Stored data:
====
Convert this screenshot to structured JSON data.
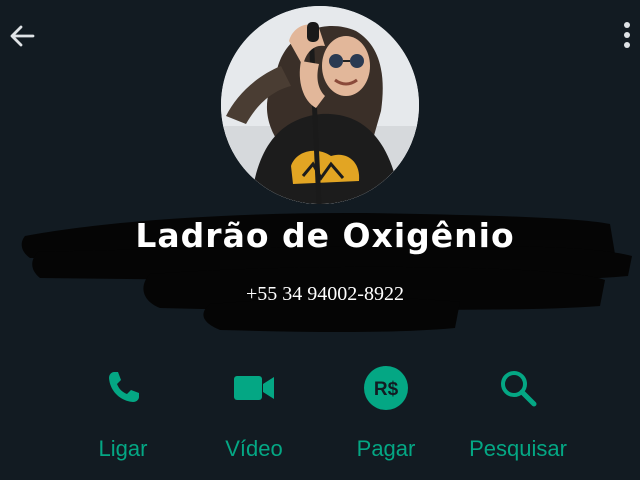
{
  "header": {
    "back_icon": "arrow-left-icon",
    "menu_icon": "more-vertical-icon"
  },
  "contact": {
    "name": "Ladrão de Oxigênio",
    "phone": "+55 34 94002-8922"
  },
  "actions": [
    {
      "label": "Ligar",
      "icon": "phone-icon"
    },
    {
      "label": "Vídeo",
      "icon": "video-camera-icon"
    },
    {
      "label": "Pagar",
      "icon": "real-currency-icon"
    },
    {
      "label": "Pesquisar",
      "icon": "search-icon"
    }
  ],
  "colors": {
    "background": "#121b22",
    "accent": "#04a784",
    "text": "#ffffff",
    "icons": "#dfe3e6"
  }
}
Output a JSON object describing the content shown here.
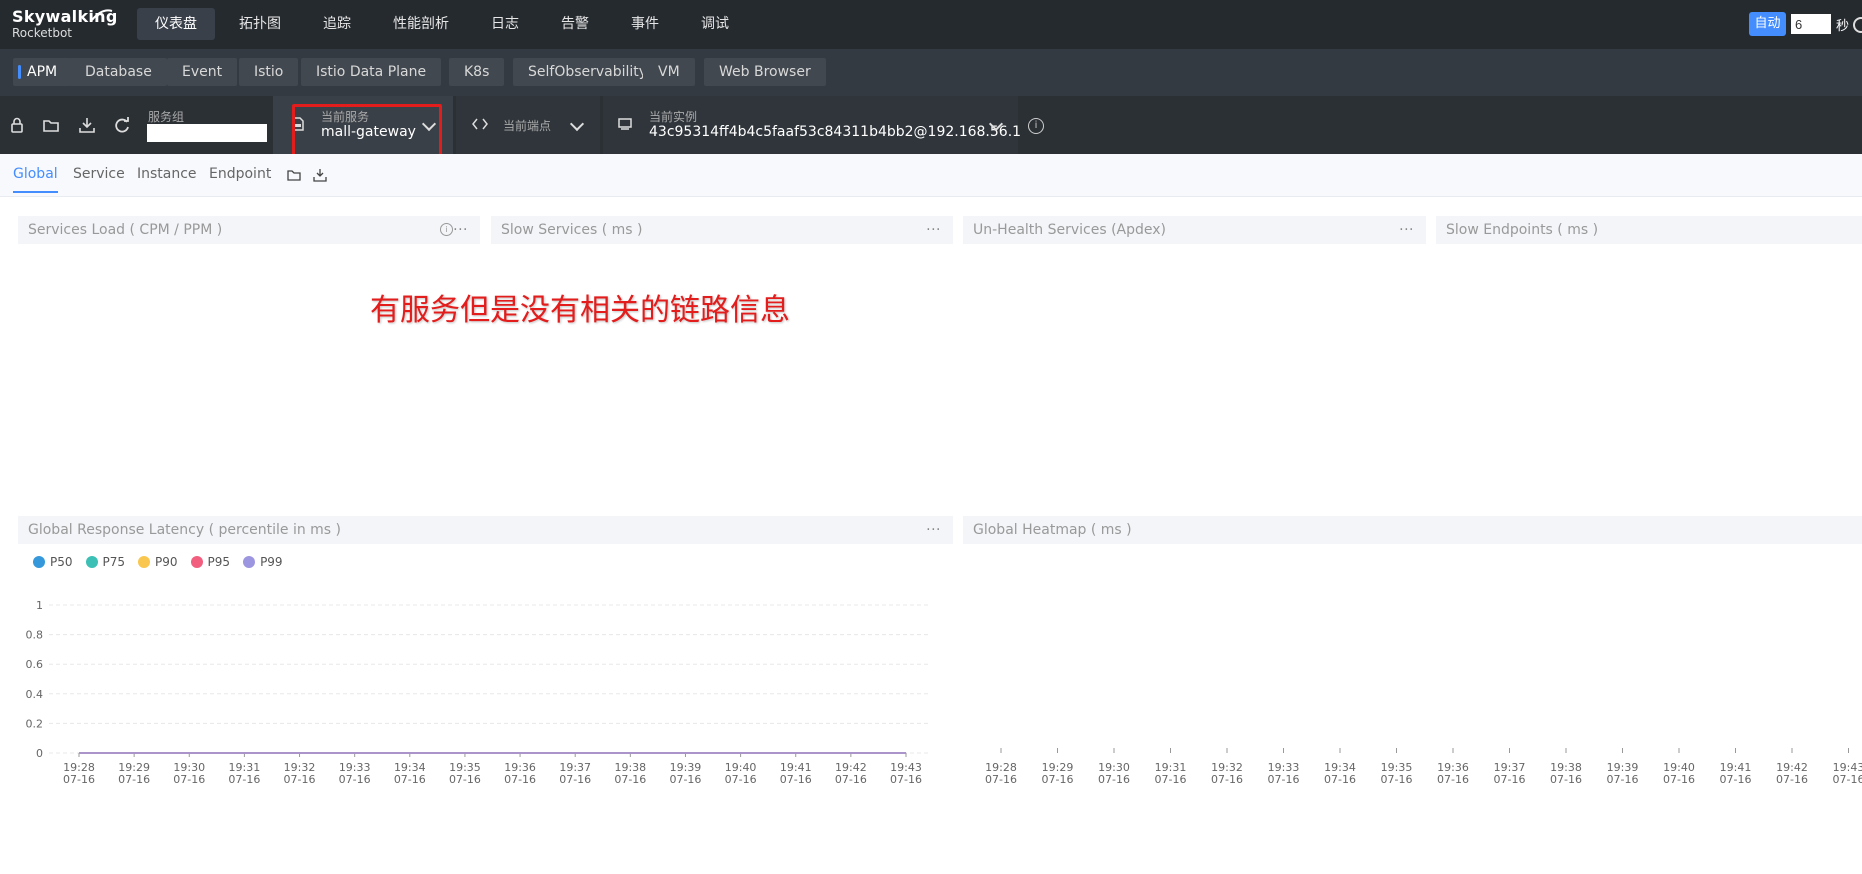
{
  "app": {
    "logo_line1": "Skywalking",
    "logo_line2": "Rocketbot"
  },
  "nav": {
    "items": [
      "仪表盘",
      "拓扑图",
      "追踪",
      "性能剖析",
      "日志",
      "告警",
      "事件",
      "调试"
    ],
    "active": "仪表盘",
    "auto_label": "自动",
    "interval_value": "6",
    "seconds_label": "秒"
  },
  "dashboard_tabs": {
    "items": [
      "APM",
      "Database",
      "Event",
      "Istio",
      "Istio Data Plane",
      "K8s",
      "SelfObservability",
      "VM",
      "Web Browser"
    ],
    "active": "APM"
  },
  "toolbar": {
    "group_label": "服务组",
    "group_value": "",
    "service_label": "当前服务",
    "service_value": "mall-gateway",
    "endpoint_label": "当前端点",
    "endpoint_value": "",
    "instance_label": "当前实例",
    "instance_value": "43c95314ff4b4c5faaf53c84311b4bb2@192.168.56.1"
  },
  "subtabs": {
    "items": [
      "Global",
      "Service",
      "Instance",
      "Endpoint"
    ],
    "active": "Global"
  },
  "panels": {
    "services_load": "Services Load ( CPM / PPM )",
    "slow_services": "Slow Services ( ms )",
    "unhealth_services": "Un-Health Services (Apdex)",
    "slow_endpoints": "Slow Endpoints ( ms )",
    "global_latency": "Global Response Latency ( percentile in ms )",
    "global_heatmap": "Global Heatmap ( ms )"
  },
  "annotation": "有服务但是没有相关的链路信息",
  "colors": {
    "accent": "#448dfe",
    "annotation_red": "#e31c1c"
  },
  "chart_data": [
    {
      "type": "line",
      "title": "Global Response Latency ( percentile in ms )",
      "legend_placement": "top-left",
      "series": [
        {
          "name": "P50",
          "color": "#3498db",
          "values": [
            0,
            0,
            0,
            0,
            0,
            0,
            0,
            0,
            0,
            0,
            0,
            0,
            0,
            0,
            0,
            0
          ]
        },
        {
          "name": "P75",
          "color": "#3cbfb4",
          "values": [
            0,
            0,
            0,
            0,
            0,
            0,
            0,
            0,
            0,
            0,
            0,
            0,
            0,
            0,
            0,
            0
          ]
        },
        {
          "name": "P90",
          "color": "#f9c74f",
          "values": [
            0,
            0,
            0,
            0,
            0,
            0,
            0,
            0,
            0,
            0,
            0,
            0,
            0,
            0,
            0,
            0
          ]
        },
        {
          "name": "P95",
          "color": "#f25f7e",
          "values": [
            0,
            0,
            0,
            0,
            0,
            0,
            0,
            0,
            0,
            0,
            0,
            0,
            0,
            0,
            0,
            0
          ]
        },
        {
          "name": "P99",
          "color": "#9c95e0",
          "values": [
            0,
            0,
            0,
            0,
            0,
            0,
            0,
            0,
            0,
            0,
            0,
            0,
            0,
            0,
            0,
            0
          ]
        }
      ],
      "x_times": [
        "19:28",
        "19:29",
        "19:30",
        "19:31",
        "19:32",
        "19:33",
        "19:34",
        "19:35",
        "19:36",
        "19:37",
        "19:38",
        "19:39",
        "19:40",
        "19:41",
        "19:42",
        "19:43"
      ],
      "x_date": "07-16",
      "yticks": [
        "0",
        "0.2",
        "0.4",
        "0.6",
        "0.8",
        "1"
      ],
      "ylim": [
        0,
        1
      ],
      "grid": true
    },
    {
      "type": "heatmap",
      "title": "Global Heatmap ( ms )",
      "x_times": [
        "19:28",
        "19:29",
        "19:30",
        "19:31",
        "19:32",
        "19:33",
        "19:34",
        "19:35",
        "19:36",
        "19:37",
        "19:38",
        "19:39",
        "19:40",
        "19:41",
        "19:42",
        "19:43"
      ],
      "x_date": "07-16",
      "values": []
    }
  ]
}
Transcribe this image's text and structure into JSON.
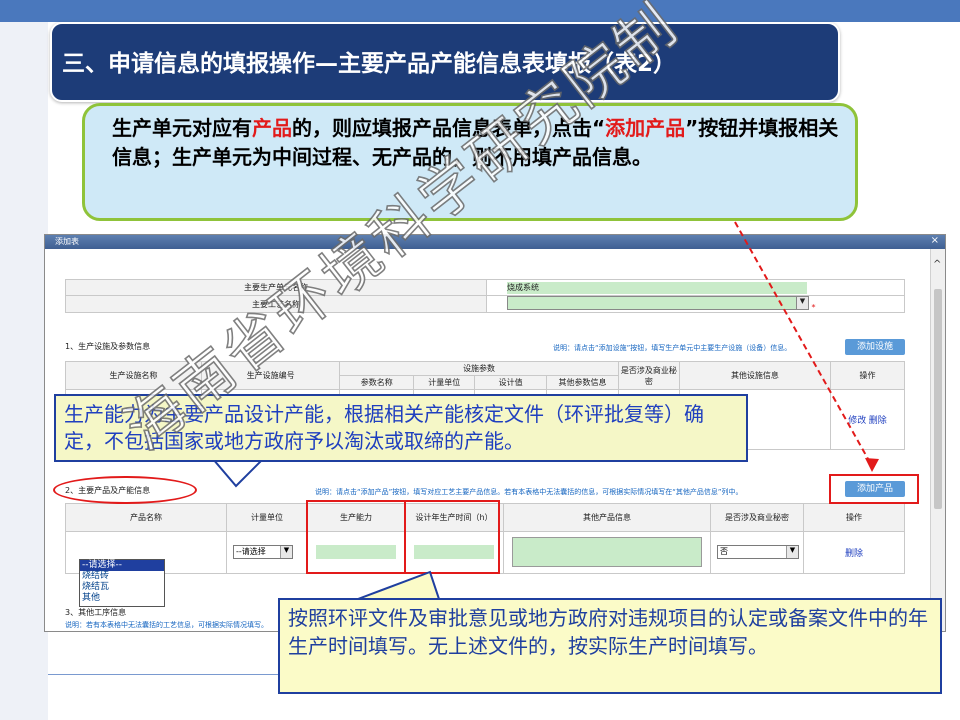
{
  "slide": {
    "title": "三、申请信息的填报操作—主要产品产能信息表填报（表2）",
    "note_top": {
      "parts": [
        {
          "text": "生产单元对应有",
          "red": false
        },
        {
          "text": "产品",
          "red": true
        },
        {
          "text": "的，则应填报产品信息表单，点击“",
          "red": false
        },
        {
          "text": "添加产品",
          "red": true
        },
        {
          "text": "”按钮并填报相关信息；生产单元为中间过程、无产品的，则不用填产品信息。",
          "red": false
        }
      ]
    },
    "callout_capacity": "生产能力为主要产品设计产能，根据相关产能核定文件（环评批复等）确定，不包括国家或地方政府予以淘汰或取缔的产能。",
    "callout_hours": "按照环评文件及审批意见或地方政府对违规项目的认定或备案文件中的年生产时间填写。无上述文件的，按实际生产时间填写。",
    "watermark": "海南省环境科学研究院制"
  },
  "dialog": {
    "title": "添加表",
    "close": "×",
    "unit_label": "主要生产单元名称",
    "unit_value": "烧成系统",
    "process_label": "主要工艺名称",
    "section1_title": "1、生产设施及参数信息",
    "section1_note": "说明：请点击“添加设施”按钮，填写生产单元中主要生产设施（设备）信息。",
    "add_facility_btn": "添加设施",
    "facility_headers": [
      "生产设施名称",
      "生产设施编号",
      "参数名称",
      "计量单位",
      "设计值",
      "其他参数信息",
      "是否涉及商业秘密",
      "其他设施信息",
      "操作"
    ],
    "facility_param_group": "设施参数",
    "facility_ops": {
      "edit": "修改",
      "delete": "删除"
    },
    "section2_title": "2、主要产品及产能信息",
    "section2_note": "说明：请点击“添加产品”按钮，填写对应工艺主要产品信息。若有本表格中无法囊括的信息，可根据实际情况填写在“其他产品信息”列中。",
    "add_product_btn": "添加产品",
    "product_headers": [
      "产品名称",
      "计量单位",
      "生产能力",
      "设计年生产时间（h）",
      "其他产品信息",
      "是否涉及商业秘密",
      "操作"
    ],
    "product_name_options": [
      "--请选择--",
      "烧结砖",
      "烧结瓦",
      "其他"
    ],
    "unit_select": "--请选择",
    "secret_select": "否",
    "delete_link": "删除",
    "section3_title": "3、其他工序信息",
    "section3_note": "说明：若有本表格中无法囊括的工艺信息，可根据实际情况填写。"
  }
}
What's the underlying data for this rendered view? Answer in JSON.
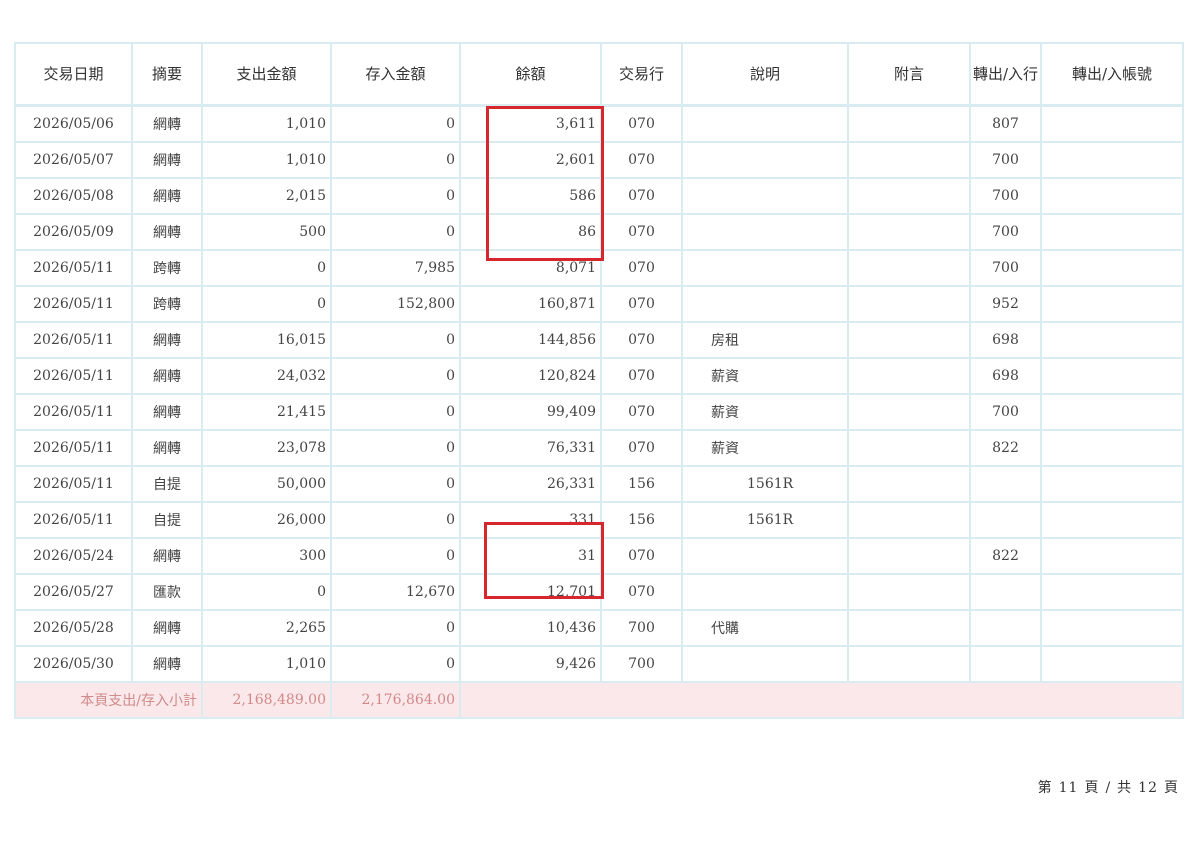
{
  "columns": {
    "date": "交易日期",
    "summary": "摘要",
    "withdrawal": "支出金額",
    "deposit": "存入金額",
    "balance": "餘額",
    "bank": "交易行",
    "description": "說明",
    "memo": "附言",
    "transfer_bank": "轉出/入行",
    "transfer_account": "轉出/入帳號"
  },
  "rows": [
    {
      "date": "2026/05/06",
      "summary": "網轉",
      "withdrawal": "1,010",
      "deposit": "0",
      "balance": "3,611",
      "bank": "070",
      "description": "",
      "memo": "",
      "transfer_bank": "807",
      "transfer_account": ""
    },
    {
      "date": "2026/05/07",
      "summary": "網轉",
      "withdrawal": "1,010",
      "deposit": "0",
      "balance": "2,601",
      "bank": "070",
      "description": "",
      "memo": "",
      "transfer_bank": "700",
      "transfer_account": ""
    },
    {
      "date": "2026/05/08",
      "summary": "網轉",
      "withdrawal": "2,015",
      "deposit": "0",
      "balance": "586",
      "bank": "070",
      "description": "",
      "memo": "",
      "transfer_bank": "700",
      "transfer_account": ""
    },
    {
      "date": "2026/05/09",
      "summary": "網轉",
      "withdrawal": "500",
      "deposit": "0",
      "balance": "86",
      "bank": "070",
      "description": "",
      "memo": "",
      "transfer_bank": "700",
      "transfer_account": ""
    },
    {
      "date": "2026/05/11",
      "summary": "跨轉",
      "withdrawal": "0",
      "deposit": "7,985",
      "balance": "8,071",
      "bank": "070",
      "description": "",
      "memo": "",
      "transfer_bank": "700",
      "transfer_account": ""
    },
    {
      "date": "2026/05/11",
      "summary": "跨轉",
      "withdrawal": "0",
      "deposit": "152,800",
      "balance": "160,871",
      "bank": "070",
      "description": "",
      "memo": "",
      "transfer_bank": "952",
      "transfer_account": ""
    },
    {
      "date": "2026/05/11",
      "summary": "網轉",
      "withdrawal": "16,015",
      "deposit": "0",
      "balance": "144,856",
      "bank": "070",
      "description": "房租",
      "memo": "",
      "transfer_bank": "698",
      "transfer_account": ""
    },
    {
      "date": "2026/05/11",
      "summary": "網轉",
      "withdrawal": "24,032",
      "deposit": "0",
      "balance": "120,824",
      "bank": "070",
      "description": "薪資",
      "memo": "",
      "transfer_bank": "698",
      "transfer_account": ""
    },
    {
      "date": "2026/05/11",
      "summary": "網轉",
      "withdrawal": "21,415",
      "deposit": "0",
      "balance": "99,409",
      "bank": "070",
      "description": "薪資",
      "memo": "",
      "transfer_bank": "700",
      "transfer_account": ""
    },
    {
      "date": "2026/05/11",
      "summary": "網轉",
      "withdrawal": "23,078",
      "deposit": "0",
      "balance": "76,331",
      "bank": "070",
      "description": "薪資",
      "memo": "",
      "transfer_bank": "822",
      "transfer_account": ""
    },
    {
      "date": "2026/05/11",
      "summary": "自提",
      "withdrawal": "50,000",
      "deposit": "0",
      "balance": "26,331",
      "bank": "156",
      "description": "1561R",
      "memo": "",
      "transfer_bank": "",
      "transfer_account": ""
    },
    {
      "date": "2026/05/11",
      "summary": "自提",
      "withdrawal": "26,000",
      "deposit": "0",
      "balance": "331",
      "bank": "156",
      "description": "1561R",
      "memo": "",
      "transfer_bank": "",
      "transfer_account": ""
    },
    {
      "date": "2026/05/24",
      "summary": "網轉",
      "withdrawal": "300",
      "deposit": "0",
      "balance": "31",
      "bank": "070",
      "description": "",
      "memo": "",
      "transfer_bank": "822",
      "transfer_account": ""
    },
    {
      "date": "2026/05/27",
      "summary": "匯款",
      "withdrawal": "0",
      "deposit": "12,670",
      "balance": "12,701",
      "bank": "070",
      "description": "",
      "memo": "",
      "transfer_bank": "",
      "transfer_account": ""
    },
    {
      "date": "2026/05/28",
      "summary": "網轉",
      "withdrawal": "2,265",
      "deposit": "0",
      "balance": "10,436",
      "bank": "700",
      "description": "代購",
      "memo": "",
      "transfer_bank": "",
      "transfer_account": ""
    },
    {
      "date": "2026/05/30",
      "summary": "網轉",
      "withdrawal": "1,010",
      "deposit": "0",
      "balance": "9,426",
      "bank": "700",
      "description": "",
      "memo": "",
      "transfer_bank": "",
      "transfer_account": ""
    }
  ],
  "subtotal": {
    "label": "本頁支出/存入小計",
    "withdrawal": "2,168,489.00",
    "deposit": "2,176,864.00"
  },
  "pager": {
    "prefix": "第",
    "current": "11",
    "page_word": "頁",
    "sep": "/",
    "total_word": "共",
    "total": "12",
    "suffix": "頁"
  },
  "colors": {
    "border": "#d9ecf2",
    "highlight": "#d6262e",
    "subtotal_bg": "#fbe8ea",
    "subtotal_text": "#d08a8a"
  }
}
====
__What you will do__. Check all the records above and select each line where the string "phone" is found.

__Result of this task__.
    "phone": "+55 34 94002-8922"
      "icon": "phone-icon"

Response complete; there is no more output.